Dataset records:
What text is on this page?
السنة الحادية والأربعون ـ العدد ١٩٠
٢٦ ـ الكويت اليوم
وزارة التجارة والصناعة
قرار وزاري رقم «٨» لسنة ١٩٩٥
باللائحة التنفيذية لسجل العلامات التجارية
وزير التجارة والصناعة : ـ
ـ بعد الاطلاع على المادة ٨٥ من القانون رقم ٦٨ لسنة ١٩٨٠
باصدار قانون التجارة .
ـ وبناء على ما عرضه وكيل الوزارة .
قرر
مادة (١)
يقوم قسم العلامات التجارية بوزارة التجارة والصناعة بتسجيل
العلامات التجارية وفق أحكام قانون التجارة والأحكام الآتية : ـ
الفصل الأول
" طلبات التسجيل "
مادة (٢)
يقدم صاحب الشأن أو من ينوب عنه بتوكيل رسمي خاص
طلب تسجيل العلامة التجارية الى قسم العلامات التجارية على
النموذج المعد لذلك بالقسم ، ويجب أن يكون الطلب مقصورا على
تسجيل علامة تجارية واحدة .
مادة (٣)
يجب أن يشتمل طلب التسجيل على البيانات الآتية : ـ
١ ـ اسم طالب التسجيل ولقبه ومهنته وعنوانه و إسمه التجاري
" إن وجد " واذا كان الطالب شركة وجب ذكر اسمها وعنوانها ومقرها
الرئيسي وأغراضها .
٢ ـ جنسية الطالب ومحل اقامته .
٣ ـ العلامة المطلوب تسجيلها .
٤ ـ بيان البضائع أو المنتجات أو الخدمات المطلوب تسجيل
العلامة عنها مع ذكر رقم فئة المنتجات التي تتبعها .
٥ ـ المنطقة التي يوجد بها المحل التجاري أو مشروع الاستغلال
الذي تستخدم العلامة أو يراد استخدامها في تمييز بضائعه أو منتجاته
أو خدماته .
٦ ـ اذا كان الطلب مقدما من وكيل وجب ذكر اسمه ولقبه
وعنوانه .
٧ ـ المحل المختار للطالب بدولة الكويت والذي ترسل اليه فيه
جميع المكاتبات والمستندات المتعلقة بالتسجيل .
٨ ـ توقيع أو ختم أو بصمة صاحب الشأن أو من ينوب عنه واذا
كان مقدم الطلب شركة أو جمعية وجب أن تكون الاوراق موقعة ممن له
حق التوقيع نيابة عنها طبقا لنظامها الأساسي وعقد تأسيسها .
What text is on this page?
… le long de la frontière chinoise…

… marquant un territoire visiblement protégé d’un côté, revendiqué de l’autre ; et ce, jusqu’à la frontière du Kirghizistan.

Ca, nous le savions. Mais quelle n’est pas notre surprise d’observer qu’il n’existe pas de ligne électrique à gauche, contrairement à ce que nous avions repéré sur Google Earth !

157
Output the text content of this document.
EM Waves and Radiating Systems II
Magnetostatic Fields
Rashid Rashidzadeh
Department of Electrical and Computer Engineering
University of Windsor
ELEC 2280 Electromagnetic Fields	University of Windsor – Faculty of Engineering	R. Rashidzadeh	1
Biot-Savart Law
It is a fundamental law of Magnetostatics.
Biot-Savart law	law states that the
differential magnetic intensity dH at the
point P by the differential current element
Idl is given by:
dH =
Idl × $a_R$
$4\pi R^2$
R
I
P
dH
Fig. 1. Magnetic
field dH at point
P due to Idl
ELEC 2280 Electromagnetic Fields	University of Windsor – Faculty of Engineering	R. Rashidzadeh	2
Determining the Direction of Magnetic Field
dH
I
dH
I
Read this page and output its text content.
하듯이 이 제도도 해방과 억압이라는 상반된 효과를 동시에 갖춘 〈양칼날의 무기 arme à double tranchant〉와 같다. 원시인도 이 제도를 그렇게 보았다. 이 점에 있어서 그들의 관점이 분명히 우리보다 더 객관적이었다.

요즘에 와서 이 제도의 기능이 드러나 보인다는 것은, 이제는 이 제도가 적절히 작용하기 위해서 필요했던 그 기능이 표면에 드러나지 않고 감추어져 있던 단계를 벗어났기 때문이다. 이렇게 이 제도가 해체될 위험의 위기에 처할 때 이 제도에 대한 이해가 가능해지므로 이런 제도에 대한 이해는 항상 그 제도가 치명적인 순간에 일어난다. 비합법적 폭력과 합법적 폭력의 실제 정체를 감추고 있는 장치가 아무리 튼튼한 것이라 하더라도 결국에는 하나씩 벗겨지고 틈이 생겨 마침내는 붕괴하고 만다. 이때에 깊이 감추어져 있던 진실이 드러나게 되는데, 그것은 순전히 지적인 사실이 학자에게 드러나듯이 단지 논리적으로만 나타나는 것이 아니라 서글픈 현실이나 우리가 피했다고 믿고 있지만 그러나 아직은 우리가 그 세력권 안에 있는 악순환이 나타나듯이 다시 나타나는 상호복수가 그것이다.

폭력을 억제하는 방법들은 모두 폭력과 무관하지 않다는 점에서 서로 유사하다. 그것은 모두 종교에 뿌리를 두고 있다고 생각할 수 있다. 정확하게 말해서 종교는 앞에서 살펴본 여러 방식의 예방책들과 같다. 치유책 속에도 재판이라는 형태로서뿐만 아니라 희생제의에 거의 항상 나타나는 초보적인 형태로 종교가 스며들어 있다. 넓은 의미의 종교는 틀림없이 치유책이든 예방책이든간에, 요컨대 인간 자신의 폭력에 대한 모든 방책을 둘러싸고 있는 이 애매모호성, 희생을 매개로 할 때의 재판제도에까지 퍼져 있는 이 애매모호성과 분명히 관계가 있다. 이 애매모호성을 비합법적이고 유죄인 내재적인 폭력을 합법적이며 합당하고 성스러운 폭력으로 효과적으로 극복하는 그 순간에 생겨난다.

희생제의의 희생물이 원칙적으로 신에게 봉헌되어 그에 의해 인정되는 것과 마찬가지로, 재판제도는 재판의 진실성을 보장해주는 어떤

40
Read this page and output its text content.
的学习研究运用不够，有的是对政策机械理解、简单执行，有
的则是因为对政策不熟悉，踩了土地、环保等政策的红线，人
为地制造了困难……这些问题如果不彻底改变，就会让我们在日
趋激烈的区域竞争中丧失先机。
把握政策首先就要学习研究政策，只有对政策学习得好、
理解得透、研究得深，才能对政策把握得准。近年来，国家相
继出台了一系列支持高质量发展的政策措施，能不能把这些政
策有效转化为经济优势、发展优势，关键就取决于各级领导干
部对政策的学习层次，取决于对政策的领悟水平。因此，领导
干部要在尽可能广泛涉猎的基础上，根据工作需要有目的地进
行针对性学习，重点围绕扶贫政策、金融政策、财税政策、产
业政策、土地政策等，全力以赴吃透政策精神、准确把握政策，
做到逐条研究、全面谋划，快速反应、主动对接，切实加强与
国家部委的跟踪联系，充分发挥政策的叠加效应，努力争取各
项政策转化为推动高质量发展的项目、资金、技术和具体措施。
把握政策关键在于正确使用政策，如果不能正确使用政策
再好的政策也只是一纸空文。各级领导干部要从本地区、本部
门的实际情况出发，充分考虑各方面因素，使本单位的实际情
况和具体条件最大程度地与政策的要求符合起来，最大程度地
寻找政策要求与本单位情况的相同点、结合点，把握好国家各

Requirement
Of the lines in the data above, how many contain the word "المحل"? Give only that figure.

Answer to the exercise
2